>> Start Records for this exercise

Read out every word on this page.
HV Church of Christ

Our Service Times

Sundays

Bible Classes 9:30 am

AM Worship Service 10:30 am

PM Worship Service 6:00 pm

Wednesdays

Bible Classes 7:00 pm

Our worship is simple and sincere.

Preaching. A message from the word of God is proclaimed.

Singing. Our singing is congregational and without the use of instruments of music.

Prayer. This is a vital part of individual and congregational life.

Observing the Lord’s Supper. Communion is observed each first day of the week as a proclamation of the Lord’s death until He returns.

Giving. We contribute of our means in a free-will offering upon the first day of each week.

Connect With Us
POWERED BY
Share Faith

>> End Records for this exercise

Exercise: Give the entries once more, exactly as they appear.

In response:
Read out every word on this page.
HV Church of Christ

Our Service Times

Sundays

Bible Classes 9:30 am

AM Worship Service 10:30 am

PM Worship Service 6:00 pm

Wednesdays

Bible Classes 7:00 pm

Our worship is simple and sincere.

Preaching. A message from the word of God is proclaimed.

Singing. Our singing is congregational and without the use of instruments of music.

Prayer. This is a vital part of individual and congregational life.

Observing the Lord’s Supper. Communion is observed each first day of the week as a proclamation of the Lord’s death until He returns.

Giving. We contribute of our means in a free-will offering upon the first day of each week.

Connect With Us
POWERED BY
Share Faith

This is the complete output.